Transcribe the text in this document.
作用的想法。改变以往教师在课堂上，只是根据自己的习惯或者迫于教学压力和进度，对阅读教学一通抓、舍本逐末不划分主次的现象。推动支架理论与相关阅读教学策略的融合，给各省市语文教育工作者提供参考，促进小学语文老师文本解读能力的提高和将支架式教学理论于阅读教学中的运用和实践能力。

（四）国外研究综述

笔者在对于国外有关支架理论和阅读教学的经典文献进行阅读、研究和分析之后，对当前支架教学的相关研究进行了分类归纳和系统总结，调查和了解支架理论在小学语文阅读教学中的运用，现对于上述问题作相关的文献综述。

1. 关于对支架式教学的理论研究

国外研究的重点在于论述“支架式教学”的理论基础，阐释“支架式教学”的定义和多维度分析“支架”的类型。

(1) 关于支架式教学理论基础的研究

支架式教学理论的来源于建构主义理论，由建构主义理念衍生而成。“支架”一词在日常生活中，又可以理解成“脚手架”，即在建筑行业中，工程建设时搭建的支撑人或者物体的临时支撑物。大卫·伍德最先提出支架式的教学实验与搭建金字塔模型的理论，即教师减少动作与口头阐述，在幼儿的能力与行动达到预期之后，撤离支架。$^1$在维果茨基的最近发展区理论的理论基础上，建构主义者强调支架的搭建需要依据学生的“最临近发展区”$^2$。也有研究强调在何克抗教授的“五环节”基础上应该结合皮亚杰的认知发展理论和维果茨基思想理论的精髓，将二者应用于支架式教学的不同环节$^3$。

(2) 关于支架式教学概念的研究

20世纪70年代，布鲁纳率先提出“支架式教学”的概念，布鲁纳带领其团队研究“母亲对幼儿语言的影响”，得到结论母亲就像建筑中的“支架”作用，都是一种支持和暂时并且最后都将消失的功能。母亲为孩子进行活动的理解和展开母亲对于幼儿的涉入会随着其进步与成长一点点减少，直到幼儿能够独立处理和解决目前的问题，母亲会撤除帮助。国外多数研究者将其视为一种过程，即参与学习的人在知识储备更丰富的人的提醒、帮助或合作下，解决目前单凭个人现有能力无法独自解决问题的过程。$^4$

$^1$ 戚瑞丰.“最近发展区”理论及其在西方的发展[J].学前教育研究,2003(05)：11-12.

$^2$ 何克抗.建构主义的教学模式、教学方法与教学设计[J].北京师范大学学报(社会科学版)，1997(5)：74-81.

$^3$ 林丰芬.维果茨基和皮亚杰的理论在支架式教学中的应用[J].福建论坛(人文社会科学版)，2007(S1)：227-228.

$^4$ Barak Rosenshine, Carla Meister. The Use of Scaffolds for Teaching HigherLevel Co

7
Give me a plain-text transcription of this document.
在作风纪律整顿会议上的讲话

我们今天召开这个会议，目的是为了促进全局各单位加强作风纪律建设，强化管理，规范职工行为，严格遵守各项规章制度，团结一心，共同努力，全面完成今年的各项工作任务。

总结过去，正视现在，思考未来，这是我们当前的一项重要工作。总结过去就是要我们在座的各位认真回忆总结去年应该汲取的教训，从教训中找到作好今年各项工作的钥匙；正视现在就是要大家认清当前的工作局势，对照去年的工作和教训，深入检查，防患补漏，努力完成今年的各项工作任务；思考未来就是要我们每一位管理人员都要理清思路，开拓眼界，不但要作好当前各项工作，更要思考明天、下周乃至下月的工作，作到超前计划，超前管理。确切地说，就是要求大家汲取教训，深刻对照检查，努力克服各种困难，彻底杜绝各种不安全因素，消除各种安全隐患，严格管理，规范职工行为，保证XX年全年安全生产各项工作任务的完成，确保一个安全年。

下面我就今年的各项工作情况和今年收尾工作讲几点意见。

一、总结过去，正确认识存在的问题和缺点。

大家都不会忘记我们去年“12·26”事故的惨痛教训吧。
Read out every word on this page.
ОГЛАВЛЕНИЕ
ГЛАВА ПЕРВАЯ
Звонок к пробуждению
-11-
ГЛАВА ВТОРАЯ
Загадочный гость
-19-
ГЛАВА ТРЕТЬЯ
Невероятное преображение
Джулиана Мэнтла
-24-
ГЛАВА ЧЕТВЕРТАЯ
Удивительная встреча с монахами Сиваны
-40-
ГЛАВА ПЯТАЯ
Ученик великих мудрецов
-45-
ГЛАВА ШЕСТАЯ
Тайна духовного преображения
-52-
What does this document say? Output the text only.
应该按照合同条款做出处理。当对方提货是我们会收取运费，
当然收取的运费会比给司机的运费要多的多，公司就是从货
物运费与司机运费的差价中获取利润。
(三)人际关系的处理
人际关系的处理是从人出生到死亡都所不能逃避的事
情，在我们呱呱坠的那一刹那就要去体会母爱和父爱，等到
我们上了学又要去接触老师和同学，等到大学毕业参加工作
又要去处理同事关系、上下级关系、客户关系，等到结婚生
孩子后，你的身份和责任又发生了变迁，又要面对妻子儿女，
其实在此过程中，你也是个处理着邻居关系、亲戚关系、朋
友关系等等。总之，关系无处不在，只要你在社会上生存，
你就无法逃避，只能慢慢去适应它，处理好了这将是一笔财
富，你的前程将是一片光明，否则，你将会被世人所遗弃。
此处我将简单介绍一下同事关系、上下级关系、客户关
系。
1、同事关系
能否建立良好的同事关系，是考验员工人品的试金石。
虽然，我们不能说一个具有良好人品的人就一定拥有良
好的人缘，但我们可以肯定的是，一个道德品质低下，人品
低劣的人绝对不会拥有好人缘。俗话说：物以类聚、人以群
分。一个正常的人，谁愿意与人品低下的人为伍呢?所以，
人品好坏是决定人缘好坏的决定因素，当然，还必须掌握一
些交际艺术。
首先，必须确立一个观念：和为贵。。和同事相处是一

· · · · · · ·

What is expected: Retype all of the entries precisely as they are.

Complete answer:
Transcribe the text in this document.
作用的想法。改变以往教师在课堂上，只是根据自己的习惯或者迫于教学压力和进度，对阅读教学一通抓、舍本逐末不划分主次的现象。推动支架理论与相关阅读教学策略的融合，给各省市语文教育工作者提供参考，促进小学语文老师文本解读能力的提高和将支架式教学理论于阅读教学中的运用和实践能力。

（四）国外研究综述

笔者在对于国外有关支架理论和阅读教学的经典文献进行阅读、研究和分析之后，对当前支架教学的相关研究进行了分类归纳和系统总结，调查和了解支架理论在小学语文阅读教学中的运用，现对于上述问题作相关的文献综述。

1. 关于对支架式教学的理论研究

国外研究的重点在于论述“支架式教学”的理论基础，阐释“支架式教学”的定义和多维度分析“支架”的类型。

(1) 关于支架式教学理论基础的研究

支架式教学理论的来源于建构主义理论，由建构主义理念衍生而成。“支架”一词在日常生活中，又可以理解成“脚手架”，即在建筑行业中，工程建设时搭建的支撑人或者物体的临时支撑物。大卫·伍德最先提出支架式的教学实验与搭建金字塔模型的理论，即教师减少动作与口头阐述，在幼儿的能力与行动达到预期之后，撤离支架。$^1$在维果茨基的最近发展区理论的理论基础上，建构主义者强调支架的搭建需要依据学生的“最临近发展区”$^2$。也有研究强调在何克抗教授的“五环节”基础上应该结合皮亚杰的认知发展理论和维果茨基思想理论的精髓，将二者应用于支架式教学的不同环节$^3$。

(2) 关于支架式教学概念的研究

20世纪70年代，布鲁纳率先提出“支架式教学”的概念，布鲁纳带领其团队研究“母亲对幼儿语言的影响”，得到结论母亲就像建筑中的“支架”作用，都是一种支持和暂时并且最后都将消失的功能。母亲为孩子进行活动的理解和展开母亲对于幼儿的涉入会随着其进步与成长一点点减少，直到幼儿能够独立处理和解决目前的问题，母亲会撤除帮助。国外多数研究者将其视为一种过程，即参与学习的人在知识储备更丰富的人的提醒、帮助或合作下，解决目前单凭个人现有能力无法独自解决问题的过程。$^4$

$^1$ 戚瑞丰.“最近发展区”理论及其在西方的发展[J].学前教育研究,2003(05)：11-12.

$^2$ 何克抗.建构主义的教学模式、教学方法与教学设计[J].北京师范大学学报(社会科学版)，1997(5)：74-81.

$^3$ 林丰芬.维果茨基和皮亚杰的理论在支架式教学中的应用[J].福建论坛(人文社会科学版)，2007(S1)：227-228.

$^4$ Barak Rosenshine, Carla Meister. The Use of Scaffolds for Teaching HigherLevel Co

7
Give me a plain-text transcription of this document.
在作风纪律整顿会议上的讲话

我们今天召开这个会议，目的是为了促进全局各单位加强作风纪律建设，强化管理，规范职工行为，严格遵守各项规章制度，团结一心，共同努力，全面完成今年的各项工作任务。

总结过去，正视现在，思考未来，这是我们当前的一项重要工作。总结过去就是要我们在座的各位认真回忆总结去年应该汲取的教训，从教训中找到作好今年各项工作的钥匙；正视现在就是要大家认清当前的工作局势，对照去年的工作和教训，深入检查，防患补漏，努力完成今年的各项工作任务；思考未来就是要我们每一位管理人员都要理清思路，开拓眼界，不但要作好当前各项工作，更要思考明天、下周乃至下月的工作，作到超前计划，超前管理。确切地说，就是要求大家汲取教训，深刻对照检查，努力克服各种困难，彻底杜绝各种不安全因素，消除各种安全隐患，严格管理，规范职工行为，保证XX年全年安全生产各项工作任务的完成，确保一个安全年。

下面我就今年的各项工作情况和今年收尾工作讲几点意见。

一、总结过去，正确认识存在的问题和缺点。

大家都不会忘记我们去年“12·26”事故的惨痛教训吧。
Read out every word on this page.
ОГЛАВЛЕНИЕ
ГЛАВА ПЕРВАЯ
Звонок к пробуждению
-11-
ГЛАВА ВТОРАЯ
Загадочный гость
-19-
ГЛАВА ТРЕТЬЯ
Невероятное преображение
Джулиана Мэнтла
-24-
ГЛАВА ЧЕТВЕРТАЯ
Удивительная встреча с монахами Сиваны
-40-
ГЛАВА ПЯТАЯ
Ученик великих мудрецов
-45-
ГЛАВА ШЕСТАЯ
Тайна духовного преображения
-52-
What does this document say? Output the text only.
应该按照合同条款做出处理。当对方提货是我们会收取运费，
当然收取的运费会比给司机的运费要多的多，公司就是从货
物运费与司机运费的差价中获取利润。
(三)人际关系的处理
人际关系的处理是从人出生到死亡都所不能逃避的事
情，在我们呱呱坠的那一刹那就要去体会母爱和父爱，等到
我们上了学又要去接触老师和同学，等到大学毕业参加工作
又要去处理同事关系、上下级关系、客户关系，等到结婚生
孩子后，你的身份和责任又发生了变迁，又要面对妻子儿女，
其实在此过程中，你也是个处理着邻居关系、亲戚关系、朋
友关系等等。总之，关系无处不在，只要你在社会上生存，
你就无法逃避，只能慢慢去适应它，处理好了这将是一笔财
富，你的前程将是一片光明，否则，你将会被世人所遗弃。
此处我将简单介绍一下同事关系、上下级关系、客户关
系。
1、同事关系
能否建立良好的同事关系，是考验员工人品的试金石。
虽然，我们不能说一个具有良好人品的人就一定拥有良
好的人缘，但我们可以肯定的是，一个道德品质低下，人品
低劣的人绝对不会拥有好人缘。俗话说：物以类聚、人以群
分。一个正常的人，谁愿意与人品低下的人为伍呢?所以，
人品好坏是决定人缘好坏的决定因素，当然，还必须掌握一
些交际艺术。
首先，必须确立一个观念：和为贵。。和同事相处是一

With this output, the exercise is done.